(Dataset entries)
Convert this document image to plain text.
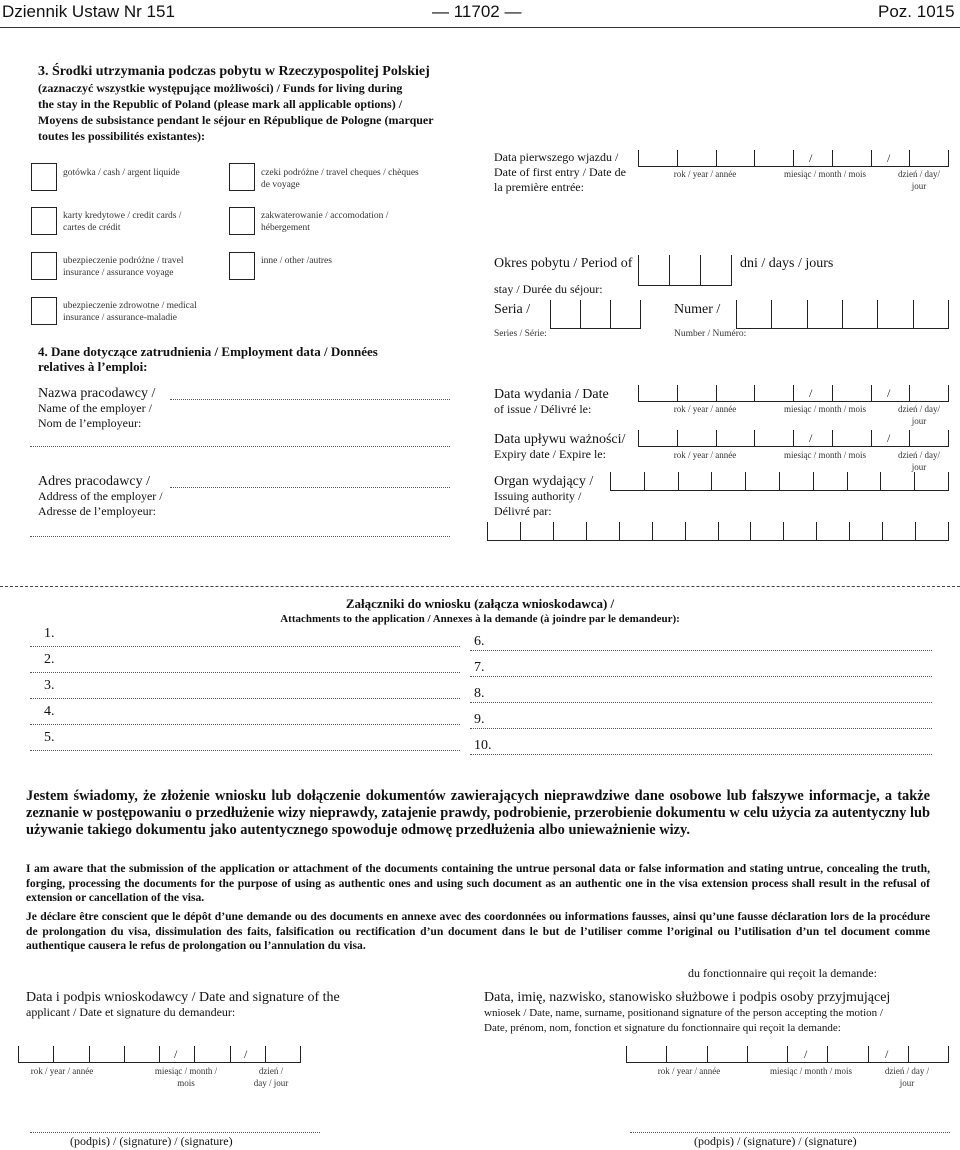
Dziennik Ustaw Nr 151	— 11702 —	Poz. 1015
3. Środki utrzymania podczas pobytu w Rzeczypospolitej Polskiej
(zaznaczyć wszystkie występujące możliwości) / Funds for living during
the stay in the Republic of Poland (please mark all applicable options) /
Moyens de subsistance pendant le séjour en République de Pologne (marquer
toutes les possibilités existantes):
gotówka / cash / argent liquide	czeki podróżne / travel cheques / chèques
de voyage
karty kredytowe / credit cards /
cartes de crédit
zakwaterowanie / accomodation /
hébergement
ubezpieczenie podróżne / travel
insurance / assurance voyage
inne / other /autres
ubezpieczenie zdrowotne / medical
insurance / assurance-maladie
4. Dane dotyczące zatrudnienia / Employment data / Données
relatives à l’emploi:
Nazwa pracodawcy /
Name of the employer /
Nom de l’employeur:
Adres pracodawcy /
Address of the employer /
Adresse de l’employeur:
Data pierwszego wjazdu /
Date of first entry / Date de
la première entrée:
rok / year / année	miesiąc / month / mois	dzień / day/
jour
Okres pobytu / Period of
stay / Durée du séjour:
dni / days / jours
Seria /
Series / Série:
Numer /
Number / Numéro:
Data wydania / Date
of issue / Délivré le:	rok / year / année	miesiąc / month / mois	dzień / day/
jour
Data upływu ważności/
Expiry date / Expire le:	rok / year / année	miesiąc / month / mois	dzień / day/
jour
Organ wydający /
Issuing authority /
Délivré par:
Załączniki do wniosku (załącza wnioskodawca) /
Attachments to the application / Annexes à la demande (à joindre par le demandeur):
Jestem świadomy, że złożenie wniosku lub dołączenie dokumentów zawierających nieprawdziwe dane osobowe lub fałszywe informacje, a także zeznanie w postępowaniu o przedłużenie wizy nieprawdy, zatajenie prawdy, podrobienie, przerobienie dokumentu w celu użycia za autentyczny lub używanie takiego dokumentu jako autentycznego spowoduje odmowę przedłużenia albo unieważnienie wizy.
I am aware that the submission of the application or attachment of the documents containing the untrue personal data or false information and stating untrue, concealing the truth, forging, processing the documents for the purpose of using as authentic ones and using such document as an authentic one in the visa extension process shall result in the refusal of extension or cancellation of the visa.
Je déclare être conscient que le dépôt d’une demande ou des documents en annexe avec des coordonnées ou informations fausses, ainsi qu’une fausse déclaration lors de la procédure de prolongation du visa, dissimulation des faits, falsification ou rectification d’un document dans le but de l’utiliser comme l’original ou l’utilisation d’un tel document comme authentique causera le refus de prolongation ou l’annulation du visa.
du fonctionnaire qui reçoit la demande:
Data i podpis wnioskodawcy / Date and signature of the
applicant / Date et signature du demandeur:
rok / year / année	miesiąc / month /
mois
dzień /
day / jour
Data, imię, nazwisko, stanowisko służbowe i podpis osoby przyjmującej
wniosek / Date, name, surname, positionand signature of the person accepting the motion /
Date, prénom, nom, fonction et signature du fonctionnaire qui reçoit la demande:
rok / year / année	miesiąc / month / mois	dzień / day /
jour
(podpis) / (signature) / (signature)	(podpis) / (signature) / (signature)
/	/
/	/
/	/
/	/	/	/
1.
6.
2.
7.
3.
8.
4.
9.
5.
10.
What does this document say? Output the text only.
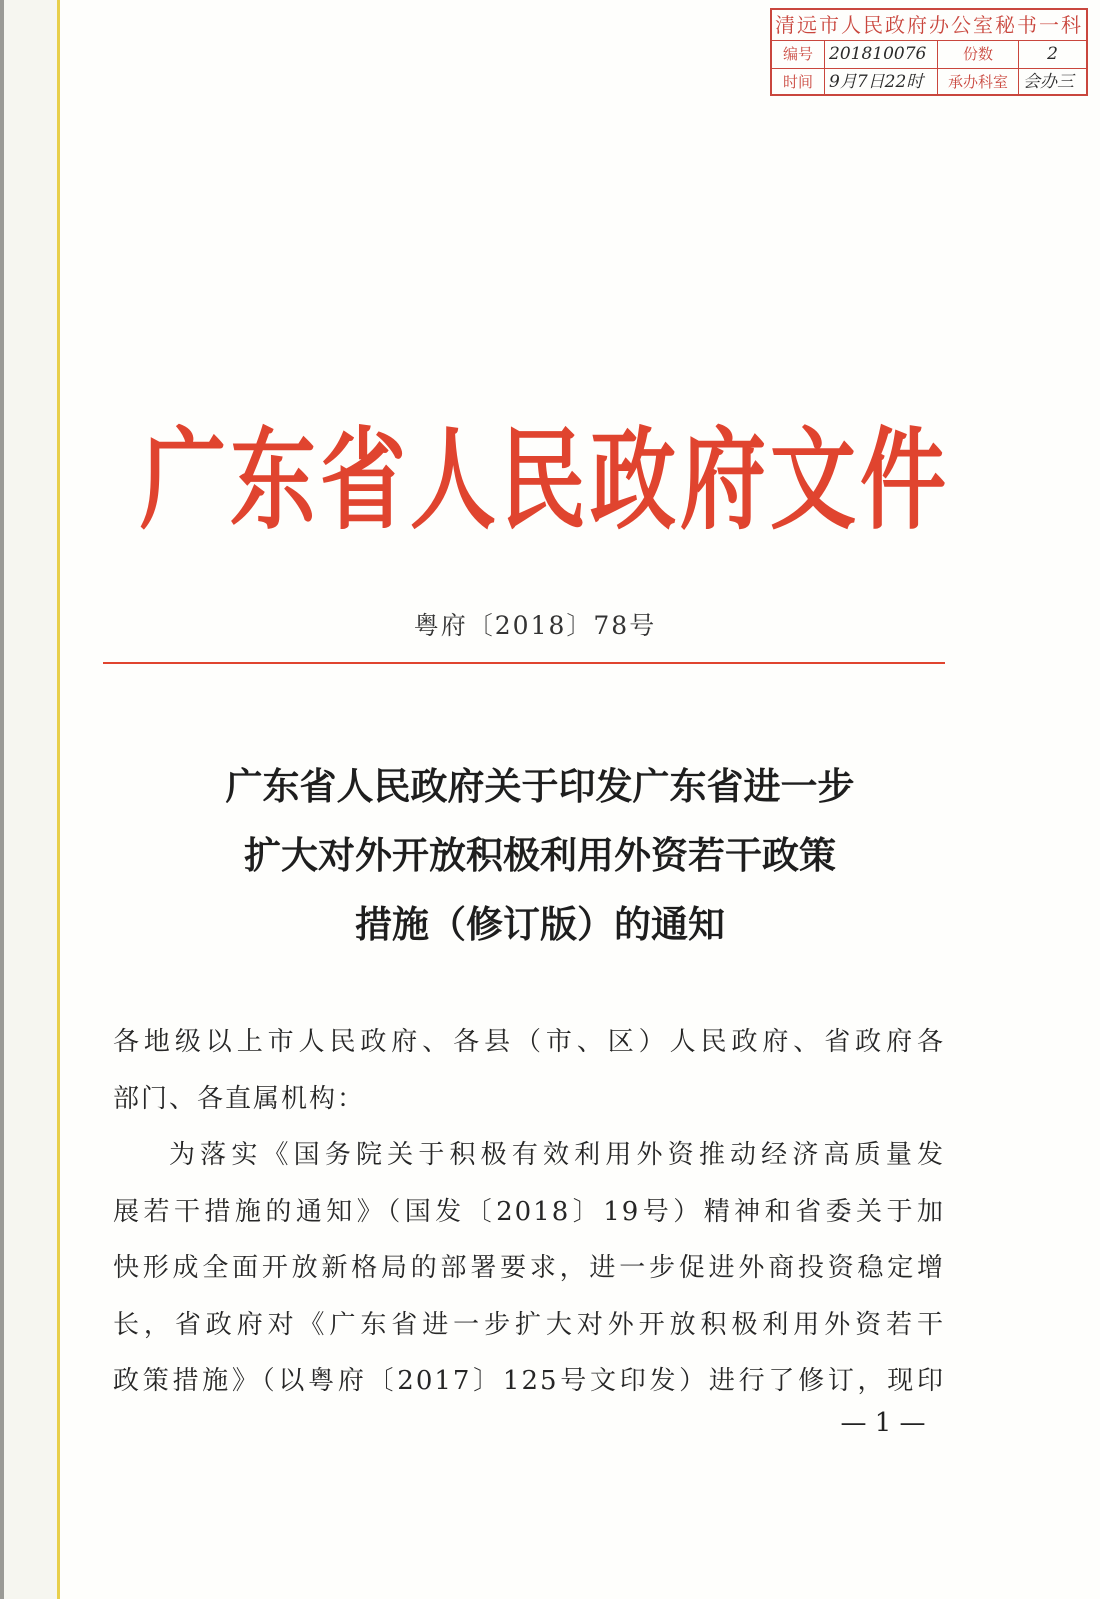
清远市人民政府办公室秘书一科
编号 201810076	份数	2
时间 9月7日22时	承办科室 会办三
广东省人民政府文件
粤府〔2018〕78号
广东省人民政府关于印发广东省进一步
扩大对外开放积极利用外资若干政策
措施（修订版）的通知

各地级以上市人民政府、各县（市、区）人民政府、省政府各

部门、各直属机构：

为落实《国务院关于积极有效利用外资推动经济高质量发

展若干措施的通知》（国发〔2018〕19号）精神和省委关于加

快形成全面开放新格局的部署要求，进一步促进外商投资稳定增

长，省政府对《广东省进一步扩大对外开放积极利用外资若干

政策措施》（以粤府〔2017〕125号文印发）进行了修订，现印

— 1 —
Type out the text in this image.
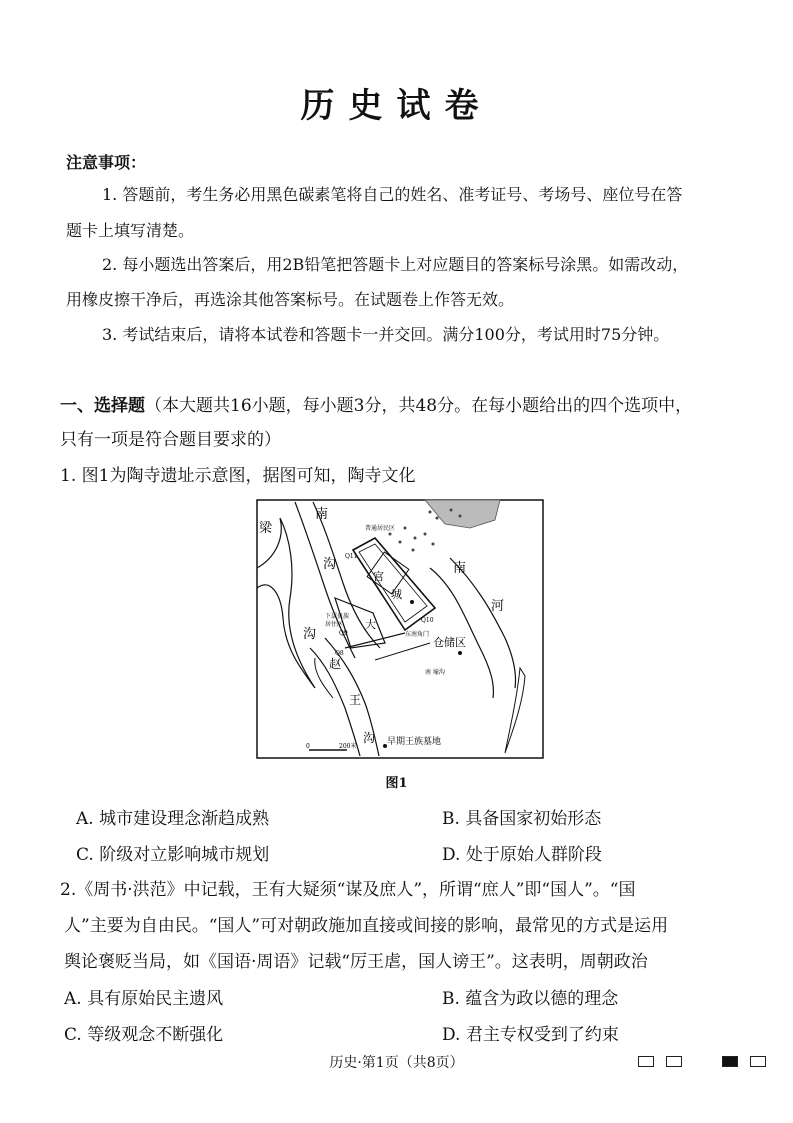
历史试卷
注意事项：
1. 答题前，考生务必用黑色碳素笔将自己的姓名、准考证号、考场号、座位号在答
题卡上填写清楚。
2. 每小题选出答案后，用2B铅笔把答题卡上对应题目的答案标号涂黑。如需改动，
用橡皮擦干净后，再选涂其他答案标号。在试题卷上作答无效。
3. 考试结束后，请将本试卷和答题卡一并交回。满分100分，考试用时75分钟。
一、选择题（本大题共16小题，每小题3分，共48分。在每小题给出的四个选项中，
只有一项是符合题目要求的）
1. 图1为陶寺遗址示意图，据图可知，陶寺文化
梁
南
沟
沟
普通居民区
宫
城
南
河
Q11
Q10
Q9
Q8
下层贵族
居住区 大
东南角门
仓储区
南 壕沟
赵
王
沟 早期王族墓地
0	200米
图1
A. 城市建设理念渐趋成熟	B. 具备国家初始形态
C. 阶级对立影响城市规划	D. 处于原始人群阶段
2.《周书·洪范》中记载，王有大疑须“谋及庶人”，所谓“庶人”即“国人”。“国
人”主要为自由民。“国人”可对朝政施加直接或间接的影响，最常见的方式是运用
舆论褒贬当局，如《国语·周语》记载“厉王虐，国人谤王”。这表明，周朝政治
A. 具有原始民主遗风	B. 蕴含为政以德的理念
C. 等级观念不断强化	D. 君主专权受到了约束
历史·第1页（共8页）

- [SHORT PROBLEM]:
In your copy of the records, include no pictures; repeat everything else exactly.

- [TASK SOLUTION]:
Convert this document image to plain text.
Dziennik Ustaw Nr 151	— 11702 —	Poz. 1015
3. Środki utrzymania podczas pobytu w Rzeczypospolitej Polskiej
(zaznaczyć wszystkie występujące możliwości) / Funds for living during
the stay in the Republic of Poland (please mark all applicable options) /
Moyens de subsistance pendant le séjour en République de Pologne (marquer
toutes les possibilités existantes):
gotówka / cash / argent liquide	czeki podróżne / travel cheques / chèques
de voyage
karty kredytowe / credit cards /
cartes de crédit
zakwaterowanie / accomodation /
hébergement
ubezpieczenie podróżne / travel
insurance / assurance voyage
inne / other /autres
ubezpieczenie zdrowotne / medical
insurance / assurance-maladie
4. Dane dotyczące zatrudnienia / Employment data / Données
relatives à l’emploi:
Nazwa pracodawcy /
Name of the employer /
Nom de l’employeur:
Adres pracodawcy /
Address of the employer /
Adresse de l’employeur:
Data pierwszego wjazdu /
Date of first entry / Date de
la première entrée:
rok / year / année	miesiąc / month / mois	dzień / day/
jour
Okres pobytu / Period of
stay / Durée du séjour:
dni / days / jours
Seria /
Series / Série:
Numer /
Number / Numéro:
Data wydania / Date
of issue / Délivré le:	rok / year / année	miesiąc / month / mois	dzień / day/
jour
Data upływu ważności/
Expiry date / Expire le:	rok / year / année	miesiąc / month / mois	dzień / day/
jour
Organ wydający /
Issuing authority /
Délivré par:
Załączniki do wniosku (załącza wnioskodawca) /
Attachments to the application / Annexes à la demande (à joindre par le demandeur):
Jestem świadomy, że złożenie wniosku lub dołączenie dokumentów zawierających nieprawdziwe dane osobowe lub fałszywe informacje, a także zeznanie w postępowaniu o przedłużenie wizy nieprawdy, zatajenie prawdy, podrobienie, przerobienie dokumentu w celu użycia za autentyczny lub używanie takiego dokumentu jako autentycznego spowoduje odmowę przedłużenia albo unieważnienie wizy.
I am aware that the submission of the application or attachment of the documents containing the untrue personal data or false information and stating untrue, concealing the truth, forging, processing the documents for the purpose of using as authentic ones and using such document as an authentic one in the visa extension process shall result in the refusal of extension or cancellation of the visa.
Je déclare être conscient que le dépôt d’une demande ou des documents en annexe avec des coordonnées ou informations fausses, ainsi qu’une fausse déclaration lors de la procédure de prolongation du visa, dissimulation des faits, falsification ou rectification d’un document dans le but de l’utiliser comme l’original ou l’utilisation d’un tel document comme authentique causera le refus de prolongation ou l’annulation du visa.
du fonctionnaire qui reçoit la demande:
Data i podpis wnioskodawcy / Date and signature of the
applicant / Date et signature du demandeur:
rok / year / année	miesiąc / month /
mois
dzień /
day / jour
Data, imię, nazwisko, stanowisko służbowe i podpis osoby przyjmującej
wniosek / Date, name, surname, positionand signature of the person accepting the motion /
Date, prénom, nom, fonction et signature du fonctionnaire qui reçoit la demande:
rok / year / année	miesiąc / month / mois	dzień / day /
jour
(podpis) / (signature) / (signature)	(podpis) / (signature) / (signature)
/	/
/	/
/	/
/	/	/	/
1.
6.
2.
7.
3.
8.
4.
9.
5.
10.
What does this document say? Output the text only.
清远市人民政府办公室秘书一科
编号 201810076	份数	2
时间 9月7日22时	承办科室 会办三
广东省人民政府文件
粤府〔2018〕78号
广东省人民政府关于印发广东省进一步
扩大对外开放积极利用外资若干政策
措施（修订版）的通知

各地级以上市人民政府、各县（市、区）人民政府、省政府各

部门、各直属机构：

为落实《国务院关于积极有效利用外资推动经济高质量发

展若干措施的通知》（国发〔2018〕19号）精神和省委关于加

快形成全面开放新格局的部署要求，进一步促进外商投资稳定增

长，省政府对《广东省进一步扩大对外开放积极利用外资若干

政策措施》（以粤府〔2017〕125号文印发）进行了修订，现印

— 1 —
Type out the text in this image.
历史试卷
注意事项：
1. 答题前，考生务必用黑色碳素笔将自己的姓名、准考证号、考场号、座位号在答
题卡上填写清楚。
2. 每小题选出答案后，用2B铅笔把答题卡上对应题目的答案标号涂黑。如需改动，
用橡皮擦干净后，再选涂其他答案标号。在试题卷上作答无效。
3. 考试结束后，请将本试卷和答题卡一并交回。满分100分，考试用时75分钟。
一、选择题（本大题共16小题，每小题3分，共48分。在每小题给出的四个选项中，
只有一项是符合题目要求的）
1. 图1为陶寺遗址示意图，据图可知，陶寺文化
梁
南
沟
沟
普通居民区
宫
城
南
河
Q11
Q10
Q9
Q8
下层贵族
居住区 大
东南角门
仓储区
南 壕沟
赵
王
沟 早期王族墓地
0	200米
图1
A. 城市建设理念渐趋成熟	B. 具备国家初始形态
C. 阶级对立影响城市规划	D. 处于原始人群阶段
2.《周书·洪范》中记载，王有大疑须“谋及庶人”，所谓“庶人”即“国人”。“国
人”主要为自由民。“国人”可对朝政施加直接或间接的影响，最常见的方式是运用
舆论褒贬当局，如《国语·周语》记载“厉王虐，国人谤王”。这表明，周朝政治
A. 具有原始民主遗风	B. 蕴含为政以德的理念
C. 等级观念不断强化	D. 君主专权受到了约束
历史·第1页（共8页）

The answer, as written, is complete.